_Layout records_
— BEGIN —

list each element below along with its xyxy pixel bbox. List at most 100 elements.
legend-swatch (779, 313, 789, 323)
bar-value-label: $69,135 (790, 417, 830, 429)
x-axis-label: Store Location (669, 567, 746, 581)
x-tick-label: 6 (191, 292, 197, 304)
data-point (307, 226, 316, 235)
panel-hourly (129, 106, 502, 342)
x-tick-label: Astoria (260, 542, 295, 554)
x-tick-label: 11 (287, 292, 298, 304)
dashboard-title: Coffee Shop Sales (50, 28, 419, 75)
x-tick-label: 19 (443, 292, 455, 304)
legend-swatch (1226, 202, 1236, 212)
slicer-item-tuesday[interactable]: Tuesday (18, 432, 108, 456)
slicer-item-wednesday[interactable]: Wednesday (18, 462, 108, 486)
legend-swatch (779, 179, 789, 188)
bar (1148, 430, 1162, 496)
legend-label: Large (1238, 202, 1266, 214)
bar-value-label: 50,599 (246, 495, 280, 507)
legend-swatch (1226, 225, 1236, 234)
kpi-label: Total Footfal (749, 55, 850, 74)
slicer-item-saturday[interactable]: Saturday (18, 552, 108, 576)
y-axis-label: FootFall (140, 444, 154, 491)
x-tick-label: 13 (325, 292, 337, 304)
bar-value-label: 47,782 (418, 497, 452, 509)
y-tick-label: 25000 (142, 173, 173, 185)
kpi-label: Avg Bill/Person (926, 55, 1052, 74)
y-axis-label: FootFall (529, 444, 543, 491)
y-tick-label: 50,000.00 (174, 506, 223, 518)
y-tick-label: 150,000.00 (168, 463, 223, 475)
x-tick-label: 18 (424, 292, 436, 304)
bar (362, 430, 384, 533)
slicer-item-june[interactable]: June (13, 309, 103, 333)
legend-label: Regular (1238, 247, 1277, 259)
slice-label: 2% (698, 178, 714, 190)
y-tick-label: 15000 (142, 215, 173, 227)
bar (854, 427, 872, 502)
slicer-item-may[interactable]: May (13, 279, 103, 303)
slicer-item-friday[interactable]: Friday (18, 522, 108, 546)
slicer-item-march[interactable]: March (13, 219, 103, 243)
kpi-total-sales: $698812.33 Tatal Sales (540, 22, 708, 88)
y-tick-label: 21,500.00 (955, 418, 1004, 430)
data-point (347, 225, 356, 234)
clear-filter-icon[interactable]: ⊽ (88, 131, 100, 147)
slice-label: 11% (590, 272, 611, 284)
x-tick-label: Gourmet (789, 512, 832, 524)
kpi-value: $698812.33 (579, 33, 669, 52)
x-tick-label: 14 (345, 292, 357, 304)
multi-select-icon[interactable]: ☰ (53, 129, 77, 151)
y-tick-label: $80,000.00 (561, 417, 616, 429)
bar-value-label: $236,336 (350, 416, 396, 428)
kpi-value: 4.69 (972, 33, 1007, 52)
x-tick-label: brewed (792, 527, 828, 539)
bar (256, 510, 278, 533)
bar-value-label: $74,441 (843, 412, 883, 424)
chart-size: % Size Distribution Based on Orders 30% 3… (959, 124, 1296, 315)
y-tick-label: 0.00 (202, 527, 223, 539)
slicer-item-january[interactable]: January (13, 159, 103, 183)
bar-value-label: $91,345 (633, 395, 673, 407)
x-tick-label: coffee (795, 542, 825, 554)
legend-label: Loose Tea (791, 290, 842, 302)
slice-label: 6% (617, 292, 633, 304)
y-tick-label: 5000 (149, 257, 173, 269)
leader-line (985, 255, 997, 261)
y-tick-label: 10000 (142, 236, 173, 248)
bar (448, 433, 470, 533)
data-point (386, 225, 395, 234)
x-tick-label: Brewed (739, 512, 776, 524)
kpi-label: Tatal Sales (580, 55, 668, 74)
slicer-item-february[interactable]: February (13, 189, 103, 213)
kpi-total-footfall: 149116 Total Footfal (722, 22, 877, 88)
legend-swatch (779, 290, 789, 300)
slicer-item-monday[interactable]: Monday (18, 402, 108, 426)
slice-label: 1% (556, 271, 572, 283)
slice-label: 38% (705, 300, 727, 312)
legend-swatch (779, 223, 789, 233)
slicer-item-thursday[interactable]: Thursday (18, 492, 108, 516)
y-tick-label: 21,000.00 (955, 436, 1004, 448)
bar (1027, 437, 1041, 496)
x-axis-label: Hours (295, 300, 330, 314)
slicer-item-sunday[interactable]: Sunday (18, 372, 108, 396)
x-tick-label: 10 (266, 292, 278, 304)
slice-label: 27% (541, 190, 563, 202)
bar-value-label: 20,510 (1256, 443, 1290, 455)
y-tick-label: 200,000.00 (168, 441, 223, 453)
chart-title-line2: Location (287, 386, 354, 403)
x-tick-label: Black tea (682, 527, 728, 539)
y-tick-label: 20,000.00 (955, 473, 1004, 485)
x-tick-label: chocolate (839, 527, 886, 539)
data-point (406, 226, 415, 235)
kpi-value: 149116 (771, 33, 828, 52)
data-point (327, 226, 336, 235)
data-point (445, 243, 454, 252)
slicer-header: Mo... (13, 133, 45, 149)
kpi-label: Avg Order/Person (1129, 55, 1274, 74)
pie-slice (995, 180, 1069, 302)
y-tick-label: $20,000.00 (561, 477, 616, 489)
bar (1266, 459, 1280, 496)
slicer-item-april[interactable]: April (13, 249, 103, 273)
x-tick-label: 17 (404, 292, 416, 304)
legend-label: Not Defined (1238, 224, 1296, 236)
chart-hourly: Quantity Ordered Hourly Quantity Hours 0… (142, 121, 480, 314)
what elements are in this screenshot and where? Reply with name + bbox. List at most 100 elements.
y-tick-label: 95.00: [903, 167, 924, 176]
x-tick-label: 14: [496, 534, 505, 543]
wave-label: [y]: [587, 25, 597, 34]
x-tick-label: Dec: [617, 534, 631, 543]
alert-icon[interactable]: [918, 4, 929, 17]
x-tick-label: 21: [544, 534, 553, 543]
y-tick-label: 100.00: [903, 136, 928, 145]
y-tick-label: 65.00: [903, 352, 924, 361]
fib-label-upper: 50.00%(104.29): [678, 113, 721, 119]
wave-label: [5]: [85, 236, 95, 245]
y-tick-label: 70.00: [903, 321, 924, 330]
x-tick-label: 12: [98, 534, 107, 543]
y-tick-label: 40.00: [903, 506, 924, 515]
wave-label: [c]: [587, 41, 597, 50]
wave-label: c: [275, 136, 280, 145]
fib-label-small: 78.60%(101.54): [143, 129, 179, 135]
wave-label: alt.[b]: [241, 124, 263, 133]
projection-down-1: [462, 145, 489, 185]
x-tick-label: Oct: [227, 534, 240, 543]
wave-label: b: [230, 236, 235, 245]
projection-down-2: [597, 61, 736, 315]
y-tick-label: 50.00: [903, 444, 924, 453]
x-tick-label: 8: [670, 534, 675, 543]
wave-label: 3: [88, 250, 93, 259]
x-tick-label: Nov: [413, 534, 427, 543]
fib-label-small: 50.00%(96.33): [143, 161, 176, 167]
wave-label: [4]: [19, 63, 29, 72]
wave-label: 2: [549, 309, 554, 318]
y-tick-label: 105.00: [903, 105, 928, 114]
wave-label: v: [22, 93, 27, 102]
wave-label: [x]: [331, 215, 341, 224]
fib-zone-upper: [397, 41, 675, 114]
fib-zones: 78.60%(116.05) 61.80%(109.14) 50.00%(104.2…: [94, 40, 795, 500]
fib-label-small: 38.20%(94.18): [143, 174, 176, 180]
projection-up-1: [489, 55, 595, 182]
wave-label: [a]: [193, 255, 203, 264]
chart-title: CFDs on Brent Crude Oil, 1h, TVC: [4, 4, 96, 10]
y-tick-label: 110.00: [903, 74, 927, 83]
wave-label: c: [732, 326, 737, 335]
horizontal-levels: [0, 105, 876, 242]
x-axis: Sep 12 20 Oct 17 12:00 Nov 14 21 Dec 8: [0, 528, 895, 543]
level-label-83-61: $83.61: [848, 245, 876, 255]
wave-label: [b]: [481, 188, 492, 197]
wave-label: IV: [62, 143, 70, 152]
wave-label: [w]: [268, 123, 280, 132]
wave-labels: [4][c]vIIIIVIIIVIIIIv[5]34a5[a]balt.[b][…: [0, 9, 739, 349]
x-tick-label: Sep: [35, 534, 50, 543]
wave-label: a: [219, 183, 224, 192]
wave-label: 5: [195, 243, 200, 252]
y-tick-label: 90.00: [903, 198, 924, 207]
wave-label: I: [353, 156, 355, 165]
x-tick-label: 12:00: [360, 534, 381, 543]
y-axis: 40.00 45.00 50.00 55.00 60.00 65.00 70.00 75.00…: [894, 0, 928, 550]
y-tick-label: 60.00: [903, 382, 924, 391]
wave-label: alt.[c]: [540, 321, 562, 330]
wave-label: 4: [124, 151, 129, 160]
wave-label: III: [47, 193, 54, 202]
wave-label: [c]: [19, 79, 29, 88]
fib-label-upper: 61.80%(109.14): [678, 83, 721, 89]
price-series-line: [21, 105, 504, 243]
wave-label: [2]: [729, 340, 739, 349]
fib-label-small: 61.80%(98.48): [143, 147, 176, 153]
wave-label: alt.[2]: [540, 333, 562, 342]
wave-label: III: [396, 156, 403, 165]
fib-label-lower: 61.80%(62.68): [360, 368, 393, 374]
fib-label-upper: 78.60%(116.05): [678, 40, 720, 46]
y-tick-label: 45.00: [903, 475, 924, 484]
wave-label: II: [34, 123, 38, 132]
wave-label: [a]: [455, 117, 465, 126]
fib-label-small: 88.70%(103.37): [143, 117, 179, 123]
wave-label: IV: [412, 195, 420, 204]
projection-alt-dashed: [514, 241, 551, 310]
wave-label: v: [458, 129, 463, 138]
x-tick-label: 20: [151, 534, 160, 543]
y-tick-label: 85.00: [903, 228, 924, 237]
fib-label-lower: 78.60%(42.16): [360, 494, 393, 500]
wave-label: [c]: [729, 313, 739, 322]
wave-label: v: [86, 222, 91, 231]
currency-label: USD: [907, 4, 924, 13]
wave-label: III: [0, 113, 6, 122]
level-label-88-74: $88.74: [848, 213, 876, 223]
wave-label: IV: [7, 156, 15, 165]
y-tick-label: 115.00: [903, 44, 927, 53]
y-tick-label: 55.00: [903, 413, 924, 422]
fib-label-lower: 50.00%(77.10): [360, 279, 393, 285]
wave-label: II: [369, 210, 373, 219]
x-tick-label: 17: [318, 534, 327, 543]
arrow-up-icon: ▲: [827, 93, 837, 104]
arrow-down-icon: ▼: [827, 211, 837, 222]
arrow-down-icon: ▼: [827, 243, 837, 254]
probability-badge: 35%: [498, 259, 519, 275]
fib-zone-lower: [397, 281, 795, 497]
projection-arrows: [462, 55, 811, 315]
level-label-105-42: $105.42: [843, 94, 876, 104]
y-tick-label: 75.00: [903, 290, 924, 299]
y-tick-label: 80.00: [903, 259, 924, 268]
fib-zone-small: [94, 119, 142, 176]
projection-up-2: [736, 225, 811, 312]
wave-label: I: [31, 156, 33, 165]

— END —

_TASK TO CARRY OUT_
Please lay out everything from the start of the records down to the line containing "462, 108, 486)" as a numbered list, including both ends and leaving out any blank lines.

_ANSWER FOR THIS EXERCISE_
1. list each element below along with its xyxy pixel bbox. List at most 100 elements.
2. legend-swatch (779, 313, 789, 323)
3. bar-value-label: $69,135 (790, 417, 830, 429)
4. x-axis-label: Store Location (669, 567, 746, 581)
5. x-tick-label: 6 (191, 292, 197, 304)
6. data-point (307, 226, 316, 235)
7. panel-hourly (129, 106, 502, 342)
8. x-tick-label: Astoria (260, 542, 295, 554)
9. x-tick-label: 11 (287, 292, 298, 304)
10. dashboard-title: Coffee Shop Sales (50, 28, 419, 75)
11. x-tick-label: 19 (443, 292, 455, 304)
12. legend-swatch (1226, 202, 1236, 212)
13. slicer-item-tuesday[interactable]: Tuesday (18, 432, 108, 456)
14. slicer-item-wednesday[interactable]: Wednesday (18, 462, 108, 486)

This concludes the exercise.